:: What is expected ::
Look at each line of the records and count those with "ранее" in them. Please answer with the count alone.

* start Data provided *

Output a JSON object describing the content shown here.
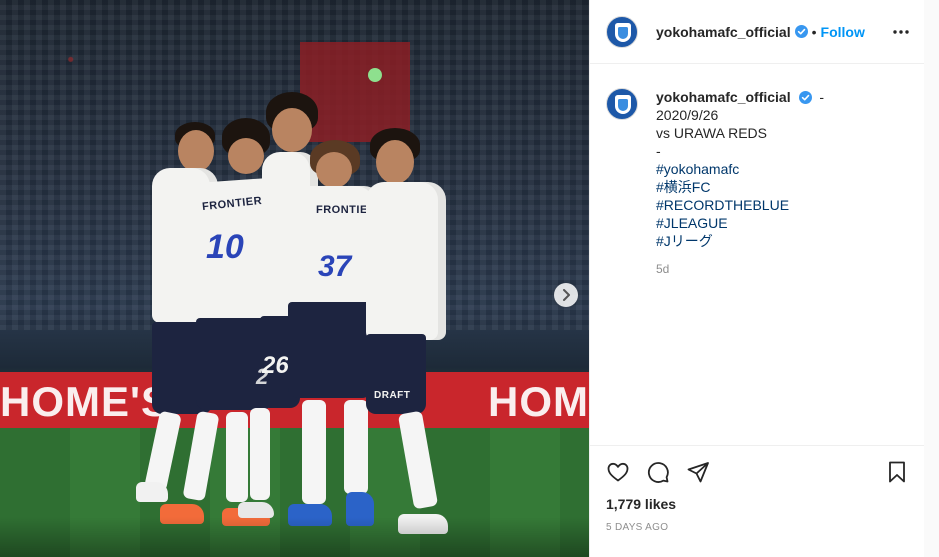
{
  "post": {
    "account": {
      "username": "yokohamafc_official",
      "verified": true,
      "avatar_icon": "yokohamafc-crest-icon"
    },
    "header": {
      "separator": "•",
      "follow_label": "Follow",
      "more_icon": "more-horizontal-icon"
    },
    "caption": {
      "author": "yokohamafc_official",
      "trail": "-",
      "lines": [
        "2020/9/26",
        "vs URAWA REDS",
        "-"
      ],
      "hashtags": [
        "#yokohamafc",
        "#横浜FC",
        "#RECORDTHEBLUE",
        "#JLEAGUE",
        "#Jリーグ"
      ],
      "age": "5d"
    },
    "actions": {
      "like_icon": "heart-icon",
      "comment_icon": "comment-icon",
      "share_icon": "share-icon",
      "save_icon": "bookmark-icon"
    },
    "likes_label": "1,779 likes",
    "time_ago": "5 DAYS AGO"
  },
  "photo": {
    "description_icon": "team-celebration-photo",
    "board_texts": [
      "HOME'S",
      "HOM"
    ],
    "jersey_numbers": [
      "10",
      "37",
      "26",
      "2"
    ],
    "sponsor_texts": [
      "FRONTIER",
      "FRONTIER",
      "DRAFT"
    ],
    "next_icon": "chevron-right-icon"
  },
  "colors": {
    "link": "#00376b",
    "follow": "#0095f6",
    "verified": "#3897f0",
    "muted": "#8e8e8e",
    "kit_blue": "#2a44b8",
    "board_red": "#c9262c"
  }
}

* end Data provided *
* start Data provided *

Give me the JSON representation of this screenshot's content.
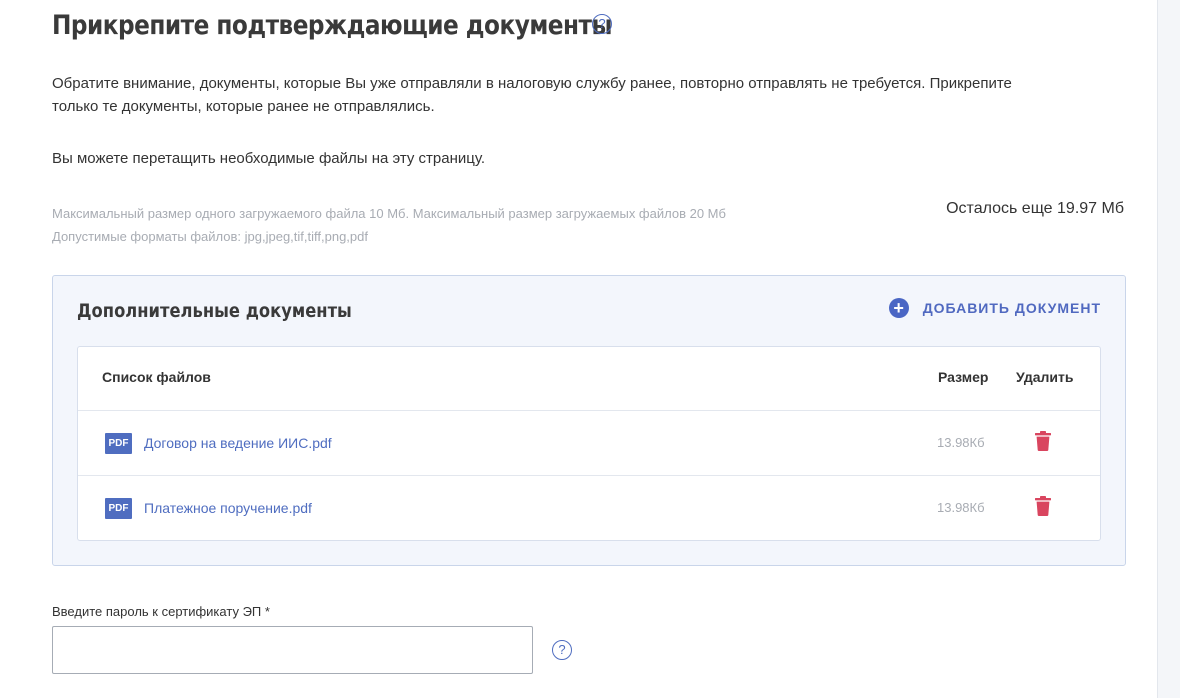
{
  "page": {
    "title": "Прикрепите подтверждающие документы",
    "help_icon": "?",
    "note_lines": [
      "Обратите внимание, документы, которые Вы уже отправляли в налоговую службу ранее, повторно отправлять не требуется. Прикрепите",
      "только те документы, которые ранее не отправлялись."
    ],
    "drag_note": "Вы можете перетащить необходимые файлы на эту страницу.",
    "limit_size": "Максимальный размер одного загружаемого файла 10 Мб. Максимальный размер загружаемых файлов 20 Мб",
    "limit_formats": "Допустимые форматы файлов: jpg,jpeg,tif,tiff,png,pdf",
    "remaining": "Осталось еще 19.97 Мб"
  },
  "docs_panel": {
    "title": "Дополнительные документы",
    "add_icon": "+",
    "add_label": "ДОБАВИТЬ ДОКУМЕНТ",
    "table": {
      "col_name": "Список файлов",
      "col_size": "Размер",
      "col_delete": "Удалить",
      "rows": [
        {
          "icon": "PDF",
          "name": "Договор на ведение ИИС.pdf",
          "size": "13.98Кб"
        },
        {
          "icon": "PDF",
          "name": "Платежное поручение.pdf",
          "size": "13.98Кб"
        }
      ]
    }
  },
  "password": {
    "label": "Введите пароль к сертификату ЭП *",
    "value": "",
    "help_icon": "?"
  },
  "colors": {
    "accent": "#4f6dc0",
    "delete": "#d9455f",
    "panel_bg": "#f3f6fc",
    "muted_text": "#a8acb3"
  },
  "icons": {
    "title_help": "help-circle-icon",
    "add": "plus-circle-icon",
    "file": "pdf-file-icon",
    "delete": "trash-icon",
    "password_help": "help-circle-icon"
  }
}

* end Data provided *

:: Result ::
2